Records provided:
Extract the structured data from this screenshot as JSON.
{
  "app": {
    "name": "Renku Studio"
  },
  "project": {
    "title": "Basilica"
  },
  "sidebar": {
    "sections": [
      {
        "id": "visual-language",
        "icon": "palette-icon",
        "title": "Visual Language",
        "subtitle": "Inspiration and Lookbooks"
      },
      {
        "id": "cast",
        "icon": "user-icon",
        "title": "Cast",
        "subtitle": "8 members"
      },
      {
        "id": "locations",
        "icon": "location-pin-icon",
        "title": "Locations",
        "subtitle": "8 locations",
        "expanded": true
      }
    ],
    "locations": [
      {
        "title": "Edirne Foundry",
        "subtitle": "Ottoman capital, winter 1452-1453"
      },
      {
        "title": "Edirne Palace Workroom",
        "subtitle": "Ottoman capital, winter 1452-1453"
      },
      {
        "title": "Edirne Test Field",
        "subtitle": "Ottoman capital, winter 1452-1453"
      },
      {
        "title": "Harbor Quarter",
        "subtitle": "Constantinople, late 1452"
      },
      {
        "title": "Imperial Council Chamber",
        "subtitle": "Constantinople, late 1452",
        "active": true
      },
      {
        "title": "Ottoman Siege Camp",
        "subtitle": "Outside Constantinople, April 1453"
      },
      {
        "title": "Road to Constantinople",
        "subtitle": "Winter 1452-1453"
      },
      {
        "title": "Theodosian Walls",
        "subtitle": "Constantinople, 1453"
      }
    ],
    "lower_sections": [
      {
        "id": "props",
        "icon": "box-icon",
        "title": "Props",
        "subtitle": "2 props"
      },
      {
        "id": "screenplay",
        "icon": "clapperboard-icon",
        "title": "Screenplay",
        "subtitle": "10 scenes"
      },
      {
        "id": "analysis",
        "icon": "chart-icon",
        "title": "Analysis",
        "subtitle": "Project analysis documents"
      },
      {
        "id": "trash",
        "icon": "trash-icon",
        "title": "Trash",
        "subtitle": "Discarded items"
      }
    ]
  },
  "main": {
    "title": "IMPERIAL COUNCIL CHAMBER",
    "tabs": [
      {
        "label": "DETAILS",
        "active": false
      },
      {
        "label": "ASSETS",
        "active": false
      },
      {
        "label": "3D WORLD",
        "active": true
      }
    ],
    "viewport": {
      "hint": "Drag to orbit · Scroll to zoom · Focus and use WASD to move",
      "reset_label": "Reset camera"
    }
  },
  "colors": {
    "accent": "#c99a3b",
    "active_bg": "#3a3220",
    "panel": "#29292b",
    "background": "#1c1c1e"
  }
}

Prompt: Copy each line above containing the string "icon".

Answer to the exercise:
        "icon": "palette-icon",
        "icon": "user-icon",
        "icon": "location-pin-icon",
        "icon": "box-icon",
        "icon": "clapperboard-icon",
        "icon": "chart-icon",
        "icon": "trash-icon",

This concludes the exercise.